*The problem:* Copy the records below exactly as they appear.

*Input material:*
____

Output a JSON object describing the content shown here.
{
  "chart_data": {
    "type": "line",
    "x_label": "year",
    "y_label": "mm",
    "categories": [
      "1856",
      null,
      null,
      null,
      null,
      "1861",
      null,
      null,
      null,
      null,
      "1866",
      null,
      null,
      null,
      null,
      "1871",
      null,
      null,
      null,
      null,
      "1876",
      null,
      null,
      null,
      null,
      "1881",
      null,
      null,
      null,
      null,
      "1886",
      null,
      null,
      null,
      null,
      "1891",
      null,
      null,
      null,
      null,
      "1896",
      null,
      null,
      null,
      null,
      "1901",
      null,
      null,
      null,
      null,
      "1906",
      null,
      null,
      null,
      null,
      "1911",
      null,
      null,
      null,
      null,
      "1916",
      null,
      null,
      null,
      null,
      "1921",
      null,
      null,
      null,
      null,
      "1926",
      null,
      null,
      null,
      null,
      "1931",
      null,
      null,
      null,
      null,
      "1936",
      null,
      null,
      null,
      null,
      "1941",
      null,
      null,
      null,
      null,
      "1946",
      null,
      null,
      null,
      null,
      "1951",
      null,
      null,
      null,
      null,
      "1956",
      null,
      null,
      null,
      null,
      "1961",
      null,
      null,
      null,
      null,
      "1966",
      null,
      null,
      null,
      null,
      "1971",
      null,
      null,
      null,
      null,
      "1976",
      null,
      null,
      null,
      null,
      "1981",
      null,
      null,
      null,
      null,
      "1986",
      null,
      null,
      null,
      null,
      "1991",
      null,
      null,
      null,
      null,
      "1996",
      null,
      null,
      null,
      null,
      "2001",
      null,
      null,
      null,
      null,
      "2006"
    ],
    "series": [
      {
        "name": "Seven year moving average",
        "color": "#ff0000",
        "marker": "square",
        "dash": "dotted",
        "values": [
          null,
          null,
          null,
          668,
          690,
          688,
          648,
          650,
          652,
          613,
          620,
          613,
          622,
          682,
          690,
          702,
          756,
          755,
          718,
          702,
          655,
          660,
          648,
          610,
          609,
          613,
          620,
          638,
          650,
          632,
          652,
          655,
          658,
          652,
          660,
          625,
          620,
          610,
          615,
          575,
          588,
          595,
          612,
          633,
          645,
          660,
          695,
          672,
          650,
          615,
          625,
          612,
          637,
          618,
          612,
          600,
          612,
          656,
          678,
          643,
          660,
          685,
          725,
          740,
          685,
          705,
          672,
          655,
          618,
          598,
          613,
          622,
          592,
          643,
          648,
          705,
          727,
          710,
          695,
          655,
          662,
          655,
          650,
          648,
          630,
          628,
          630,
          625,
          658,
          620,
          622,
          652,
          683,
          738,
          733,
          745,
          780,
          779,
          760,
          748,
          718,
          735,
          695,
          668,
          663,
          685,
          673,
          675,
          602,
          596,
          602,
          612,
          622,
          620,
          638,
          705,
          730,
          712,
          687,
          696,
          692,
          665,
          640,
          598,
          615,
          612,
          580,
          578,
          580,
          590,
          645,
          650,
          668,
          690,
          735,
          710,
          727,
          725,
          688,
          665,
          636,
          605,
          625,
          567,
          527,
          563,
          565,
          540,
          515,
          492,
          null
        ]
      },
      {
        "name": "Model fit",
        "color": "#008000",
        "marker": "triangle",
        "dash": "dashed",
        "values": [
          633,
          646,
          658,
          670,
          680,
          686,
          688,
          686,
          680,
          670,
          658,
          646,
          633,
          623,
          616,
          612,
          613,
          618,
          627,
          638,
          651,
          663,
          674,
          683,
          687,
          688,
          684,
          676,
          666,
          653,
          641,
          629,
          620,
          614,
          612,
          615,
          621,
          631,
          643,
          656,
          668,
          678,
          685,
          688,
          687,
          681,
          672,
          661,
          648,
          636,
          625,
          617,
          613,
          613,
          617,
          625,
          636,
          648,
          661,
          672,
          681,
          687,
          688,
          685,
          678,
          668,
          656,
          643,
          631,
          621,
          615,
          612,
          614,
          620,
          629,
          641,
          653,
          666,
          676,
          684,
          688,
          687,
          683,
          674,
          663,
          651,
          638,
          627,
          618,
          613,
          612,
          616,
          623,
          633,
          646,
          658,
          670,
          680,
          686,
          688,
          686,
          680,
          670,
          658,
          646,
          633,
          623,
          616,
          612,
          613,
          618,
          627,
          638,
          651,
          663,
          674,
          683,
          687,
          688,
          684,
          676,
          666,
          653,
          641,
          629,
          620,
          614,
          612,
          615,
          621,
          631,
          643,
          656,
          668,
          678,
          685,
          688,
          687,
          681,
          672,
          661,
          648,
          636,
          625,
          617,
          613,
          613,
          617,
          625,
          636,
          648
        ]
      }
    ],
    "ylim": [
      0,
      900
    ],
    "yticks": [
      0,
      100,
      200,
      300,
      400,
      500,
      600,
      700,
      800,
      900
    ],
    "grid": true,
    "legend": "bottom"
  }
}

____

*The reply:*
Output a JSON object describing the content shown here.
{
  "chart_data": {
    "type": "line",
    "x_label": "year",
    "y_label": "mm",
    "categories": [
      "1856",
      null,
      null,
      null,
      null,
      "1861",
      null,
      null,
      null,
      null,
      "1866",
      null,
      null,
      null,
      null,
      "1871",
      null,
      null,
      null,
      null,
      "1876",
      null,
      null,
      null,
      null,
      "1881",
      null,
      null,
      null,
      null,
      "1886",
      null,
      null,
      null,
      null,
      "1891",
      null,
      null,
      null,
      null,
      "1896",
      null,
      null,
      null,
      null,
      "1901",
      null,
      null,
      null,
      null,
      "1906",
      null,
      null,
      null,
      null,
      "1911",
      null,
      null,
      null,
      null,
      "1916",
      null,
      null,
      null,
      null,
      "1921",
      null,
      null,
      null,
      null,
      "1926",
      null,
      null,
      null,
      null,
      "1931",
      null,
      null,
      null,
      null,
      "1936",
      null,
      null,
      null,
      null,
      "1941",
      null,
      null,
      null,
      null,
      "1946",
      null,
      null,
      null,
      null,
      "1951",
      null,
      null,
      null,
      null,
      "1956",
      null,
      null,
      null,
      null,
      "1961",
      null,
      null,
      null,
      null,
      "1966",
      null,
      null,
      null,
      null,
      "1971",
      null,
      null,
      null,
      null,
      "1976",
      null,
      null,
      null,
      null,
      "1981",
      null,
      null,
      null,
      null,
      "1986",
      null,
      null,
      null,
      null,
      "1991",
      null,
      null,
      null,
      null,
      "1996",
      null,
      null,
      null,
      null,
      "2001",
      null,
      null,
      null,
      null,
      "2006"
    ],
    "series": [
      {
        "name": "Seven year moving average",
        "color": "#ff0000",
        "marker": "square",
        "dash": "dotted",
        "values": [
          null,
          null,
          null,
          668,
          690,
          688,
          648,
          650,
          652,
          613,
          620,
          613,
          622,
          682,
          690,
          702,
          756,
          755,
          718,
          702,
          655,
          660,
          648,
          610,
          609,
          613,
          620,
          638,
          650,
          632,
          652,
          655,
          658,
          652,
          660,
          625,
          620,
          610,
          615,
          575,
          588,
          595,
          612,
          633,
          645,
          660,
          695,
          672,
          650,
          615,
          625,
          612,
          637,
          618,
          612,
          600,
          612,
          656,
          678,
          643,
          660,
          685,
          725,
          740,
          685,
          705,
          672,
          655,
          618,
          598,
          613,
          622,
          592,
          643,
          648,
          705,
          727,
          710,
          695,
          655,
          662,
          655,
          650,
          648,
          630,
          628,
          630,
          625,
          658,
          620,
          622,
          652,
          683,
          738,
          733,
          745,
          780,
          779,
          760,
          748,
          718,
          735,
          695,
          668,
          663,
          685,
          673,
          675,
          602,
          596,
          602,
          612,
          622,
          620,
          638,
          705,
          730,
          712,
          687,
          696,
          692,
          665,
          640,
          598,
          615,
          612,
          580,
          578,
          580,
          590,
          645,
          650,
          668,
          690,
          735,
          710,
          727,
          725,
          688,
          665,
          636,
          605,
          625,
          567,
          527,
          563,
          565,
          540,
          515,
          492,
          null
        ]
      },
      {
        "name": "Model fit",
        "color": "#008000",
        "marker": "triangle",
        "dash": "dashed",
        "values": [
          633,
          646,
          658,
          670,
          680,
          686,
          688,
          686,
          680,
          670,
          658,
          646,
          633,
          623,
          616,
          612,
          613,
          618,
          627,
          638,
          651,
          663,
          674,
          683,
          687,
          688,
          684,
          676,
          666,
          653,
          641,
          629,
          620,
          614,
          612,
          615,
          621,
          631,
          643,
          656,
          668,
          678,
          685,
          688,
          687,
          681,
          672,
          661,
          648,
          636,
          625,
          617,
          613,
          613,
          617,
          625,
          636,
          648,
          661,
          672,
          681,
          687,
          688,
          685,
          678,
          668,
          656,
          643,
          631,
          621,
          615,
          612,
          614,
          620,
          629,
          641,
          653,
          666,
          676,
          684,
          688,
          687,
          683,
          674,
          663,
          651,
          638,
          627,
          618,
          613,
          612,
          616,
          623,
          633,
          646,
          658,
          670,
          680,
          686,
          688,
          686,
          680,
          670,
          658,
          646,
          633,
          623,
          616,
          612,
          613,
          618,
          627,
          638,
          651,
          663,
          674,
          683,
          687,
          688,
          684,
          676,
          666,
          653,
          641,
          629,
          620,
          614,
          612,
          615,
          621,
          631,
          643,
          656,
          668,
          678,
          685,
          688,
          687,
          681,
          672,
          661,
          648,
          636,
          625,
          617,
          613,
          613,
          617,
          625,
          636,
          648
        ]
      }
    ],
    "ylim": [
      0,
      900
    ],
    "yticks": [
      0,
      100,
      200,
      300,
      400,
      500,
      600,
      700,
      800,
      900
    ],
    "grid": true,
    "legend": "bottom"
  }
}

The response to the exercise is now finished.